---------- STORED ROWS ----------

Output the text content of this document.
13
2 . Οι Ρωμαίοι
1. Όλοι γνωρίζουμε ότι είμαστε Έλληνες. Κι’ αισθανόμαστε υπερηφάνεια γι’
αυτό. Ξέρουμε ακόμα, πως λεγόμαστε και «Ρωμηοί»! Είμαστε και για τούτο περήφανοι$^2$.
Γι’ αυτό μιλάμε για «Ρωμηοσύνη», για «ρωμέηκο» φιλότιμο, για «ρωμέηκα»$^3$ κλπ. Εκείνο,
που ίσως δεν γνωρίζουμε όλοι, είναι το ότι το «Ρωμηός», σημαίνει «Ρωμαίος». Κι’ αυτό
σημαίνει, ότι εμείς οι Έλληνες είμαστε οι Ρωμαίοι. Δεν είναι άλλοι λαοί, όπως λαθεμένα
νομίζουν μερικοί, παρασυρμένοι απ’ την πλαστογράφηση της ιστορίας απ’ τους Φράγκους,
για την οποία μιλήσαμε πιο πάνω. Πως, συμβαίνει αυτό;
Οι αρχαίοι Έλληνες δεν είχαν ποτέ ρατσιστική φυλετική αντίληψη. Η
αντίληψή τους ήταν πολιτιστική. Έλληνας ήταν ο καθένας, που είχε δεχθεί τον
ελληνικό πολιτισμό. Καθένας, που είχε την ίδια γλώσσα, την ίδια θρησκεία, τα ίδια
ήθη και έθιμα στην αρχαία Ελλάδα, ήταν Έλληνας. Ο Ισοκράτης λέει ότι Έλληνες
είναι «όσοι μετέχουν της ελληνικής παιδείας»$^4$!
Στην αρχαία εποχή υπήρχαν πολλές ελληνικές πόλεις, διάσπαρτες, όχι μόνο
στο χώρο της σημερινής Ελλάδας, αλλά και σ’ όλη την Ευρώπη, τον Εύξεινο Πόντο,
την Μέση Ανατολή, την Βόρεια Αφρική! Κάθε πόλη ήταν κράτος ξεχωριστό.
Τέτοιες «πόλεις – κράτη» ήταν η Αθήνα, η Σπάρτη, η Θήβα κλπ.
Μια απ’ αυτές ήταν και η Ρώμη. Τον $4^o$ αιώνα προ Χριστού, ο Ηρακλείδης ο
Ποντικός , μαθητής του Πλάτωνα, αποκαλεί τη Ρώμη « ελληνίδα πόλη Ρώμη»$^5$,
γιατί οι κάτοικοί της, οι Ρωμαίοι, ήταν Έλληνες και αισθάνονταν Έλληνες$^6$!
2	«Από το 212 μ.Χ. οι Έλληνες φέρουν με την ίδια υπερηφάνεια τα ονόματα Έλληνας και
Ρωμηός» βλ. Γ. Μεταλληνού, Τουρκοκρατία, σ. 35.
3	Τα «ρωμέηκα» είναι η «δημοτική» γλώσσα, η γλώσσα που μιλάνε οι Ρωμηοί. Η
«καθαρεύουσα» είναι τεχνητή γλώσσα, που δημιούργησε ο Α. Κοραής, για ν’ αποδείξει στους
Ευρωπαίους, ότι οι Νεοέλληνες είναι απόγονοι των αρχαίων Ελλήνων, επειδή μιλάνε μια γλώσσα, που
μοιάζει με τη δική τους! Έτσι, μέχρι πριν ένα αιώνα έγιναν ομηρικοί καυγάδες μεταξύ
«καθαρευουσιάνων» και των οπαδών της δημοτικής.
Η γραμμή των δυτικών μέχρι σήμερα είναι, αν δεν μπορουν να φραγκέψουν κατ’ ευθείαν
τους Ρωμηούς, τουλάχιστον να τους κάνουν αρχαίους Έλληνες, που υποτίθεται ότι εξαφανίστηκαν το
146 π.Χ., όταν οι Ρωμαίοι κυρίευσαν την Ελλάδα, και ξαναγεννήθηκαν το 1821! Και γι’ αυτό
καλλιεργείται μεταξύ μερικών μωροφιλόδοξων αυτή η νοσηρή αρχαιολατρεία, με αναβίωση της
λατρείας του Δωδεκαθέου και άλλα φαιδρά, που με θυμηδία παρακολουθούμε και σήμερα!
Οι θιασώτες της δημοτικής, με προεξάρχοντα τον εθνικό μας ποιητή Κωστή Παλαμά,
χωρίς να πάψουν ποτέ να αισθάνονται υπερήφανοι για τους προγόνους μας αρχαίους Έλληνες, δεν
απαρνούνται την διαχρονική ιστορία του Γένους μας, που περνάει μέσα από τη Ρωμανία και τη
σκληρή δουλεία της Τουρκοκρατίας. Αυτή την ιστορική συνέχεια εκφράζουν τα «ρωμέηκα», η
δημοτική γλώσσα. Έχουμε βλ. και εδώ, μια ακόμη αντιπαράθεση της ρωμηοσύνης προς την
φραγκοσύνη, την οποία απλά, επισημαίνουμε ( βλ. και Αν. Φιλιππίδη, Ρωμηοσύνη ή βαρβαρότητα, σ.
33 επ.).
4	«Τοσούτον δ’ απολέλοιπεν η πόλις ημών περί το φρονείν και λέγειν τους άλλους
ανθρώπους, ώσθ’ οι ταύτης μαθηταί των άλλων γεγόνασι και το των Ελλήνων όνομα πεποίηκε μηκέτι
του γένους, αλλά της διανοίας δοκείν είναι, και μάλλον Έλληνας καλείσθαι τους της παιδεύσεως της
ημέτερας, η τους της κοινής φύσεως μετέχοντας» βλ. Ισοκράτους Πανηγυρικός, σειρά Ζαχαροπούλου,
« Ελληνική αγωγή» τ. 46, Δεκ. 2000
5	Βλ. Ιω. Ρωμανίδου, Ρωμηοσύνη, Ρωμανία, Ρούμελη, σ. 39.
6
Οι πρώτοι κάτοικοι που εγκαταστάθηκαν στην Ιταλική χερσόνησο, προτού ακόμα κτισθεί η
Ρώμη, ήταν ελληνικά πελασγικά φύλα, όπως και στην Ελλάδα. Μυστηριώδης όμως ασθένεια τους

----------

§ STATED GOAL
From the first line to the last, please quote the material above exactly.

§ ANSWER TO THE EXERCISE
Output the text content of this document.
13
2 . Οι Ρωμαίοι
1. Όλοι γνωρίζουμε ότι είμαστε Έλληνες. Κι’ αισθανόμαστε υπερηφάνεια γι’
αυτό. Ξέρουμε ακόμα, πως λεγόμαστε και «Ρωμηοί»! Είμαστε και για τούτο περήφανοι$^2$.
Γι’ αυτό μιλάμε για «Ρωμηοσύνη», για «ρωμέηκο» φιλότιμο, για «ρωμέηκα»$^3$ κλπ. Εκείνο,
που ίσως δεν γνωρίζουμε όλοι, είναι το ότι το «Ρωμηός», σημαίνει «Ρωμαίος». Κι’ αυτό
σημαίνει, ότι εμείς οι Έλληνες είμαστε οι Ρωμαίοι. Δεν είναι άλλοι λαοί, όπως λαθεμένα
νομίζουν μερικοί, παρασυρμένοι απ’ την πλαστογράφηση της ιστορίας απ’ τους Φράγκους,
για την οποία μιλήσαμε πιο πάνω. Πως, συμβαίνει αυτό;
Οι αρχαίοι Έλληνες δεν είχαν ποτέ ρατσιστική φυλετική αντίληψη. Η
αντίληψή τους ήταν πολιτιστική. Έλληνας ήταν ο καθένας, που είχε δεχθεί τον
ελληνικό πολιτισμό. Καθένας, που είχε την ίδια γλώσσα, την ίδια θρησκεία, τα ίδια
ήθη και έθιμα στην αρχαία Ελλάδα, ήταν Έλληνας. Ο Ισοκράτης λέει ότι Έλληνες
είναι «όσοι μετέχουν της ελληνικής παιδείας»$^4$!
Στην αρχαία εποχή υπήρχαν πολλές ελληνικές πόλεις, διάσπαρτες, όχι μόνο
στο χώρο της σημερινής Ελλάδας, αλλά και σ’ όλη την Ευρώπη, τον Εύξεινο Πόντο,
την Μέση Ανατολή, την Βόρεια Αφρική! Κάθε πόλη ήταν κράτος ξεχωριστό.
Τέτοιες «πόλεις – κράτη» ήταν η Αθήνα, η Σπάρτη, η Θήβα κλπ.
Μια απ’ αυτές ήταν και η Ρώμη. Τον $4^o$ αιώνα προ Χριστού, ο Ηρακλείδης ο
Ποντικός , μαθητής του Πλάτωνα, αποκαλεί τη Ρώμη « ελληνίδα πόλη Ρώμη»$^5$,
γιατί οι κάτοικοί της, οι Ρωμαίοι, ήταν Έλληνες και αισθάνονταν Έλληνες$^6$!
2	«Από το 212 μ.Χ. οι Έλληνες φέρουν με την ίδια υπερηφάνεια τα ονόματα Έλληνας και
Ρωμηός» βλ. Γ. Μεταλληνού, Τουρκοκρατία, σ. 35.
3	Τα «ρωμέηκα» είναι η «δημοτική» γλώσσα, η γλώσσα που μιλάνε οι Ρωμηοί. Η
«καθαρεύουσα» είναι τεχνητή γλώσσα, που δημιούργησε ο Α. Κοραής, για ν’ αποδείξει στους
Ευρωπαίους, ότι οι Νεοέλληνες είναι απόγονοι των αρχαίων Ελλήνων, επειδή μιλάνε μια γλώσσα, που
μοιάζει με τη δική τους! Έτσι, μέχρι πριν ένα αιώνα έγιναν ομηρικοί καυγάδες μεταξύ
«καθαρευουσιάνων» και των οπαδών της δημοτικής.
Η γραμμή των δυτικών μέχρι σήμερα είναι, αν δεν μπορουν να φραγκέψουν κατ’ ευθείαν
τους Ρωμηούς, τουλάχιστον να τους κάνουν αρχαίους Έλληνες, που υποτίθεται ότι εξαφανίστηκαν το
146 π.Χ., όταν οι Ρωμαίοι κυρίευσαν την Ελλάδα, και ξαναγεννήθηκαν το 1821! Και γι’ αυτό
καλλιεργείται μεταξύ μερικών μωροφιλόδοξων αυτή η νοσηρή αρχαιολατρεία, με αναβίωση της
λατρείας του Δωδεκαθέου και άλλα φαιδρά, που με θυμηδία παρακολουθούμε και σήμερα!
Οι θιασώτες της δημοτικής, με προεξάρχοντα τον εθνικό μας ποιητή Κωστή Παλαμά,
χωρίς να πάψουν ποτέ να αισθάνονται υπερήφανοι για τους προγόνους μας αρχαίους Έλληνες, δεν
απαρνούνται την διαχρονική ιστορία του Γένους μας, που περνάει μέσα από τη Ρωμανία και τη
σκληρή δουλεία της Τουρκοκρατίας. Αυτή την ιστορική συνέχεια εκφράζουν τα «ρωμέηκα», η
δημοτική γλώσσα. Έχουμε βλ. και εδώ, μια ακόμη αντιπαράθεση της ρωμηοσύνης προς την
φραγκοσύνη, την οποία απλά, επισημαίνουμε ( βλ. και Αν. Φιλιππίδη, Ρωμηοσύνη ή βαρβαρότητα, σ.
33 επ.).
4	«Τοσούτον δ’ απολέλοιπεν η πόλις ημών περί το φρονείν και λέγειν τους άλλους
ανθρώπους, ώσθ’ οι ταύτης μαθηταί των άλλων γεγόνασι και το των Ελλήνων όνομα πεποίηκε μηκέτι
του γένους, αλλά της διανοίας δοκείν είναι, και μάλλον Έλληνας καλείσθαι τους της παιδεύσεως της
ημέτερας, η τους της κοινής φύσεως μετέχοντας» βλ. Ισοκράτους Πανηγυρικός, σειρά Ζαχαροπούλου,
« Ελληνική αγωγή» τ. 46, Δεκ. 2000
5	Βλ. Ιω. Ρωμανίδου, Ρωμηοσύνη, Ρωμανία, Ρούμελη, σ. 39.
6
Οι πρώτοι κάτοικοι που εγκαταστάθηκαν στην Ιταλική χερσόνησο, προτού ακόμα κτισθεί η
Ρώμη, ήταν ελληνικά πελασγικά φύλα, όπως και στην Ελλάδα. Μυστηριώδης όμως ασθένεια τους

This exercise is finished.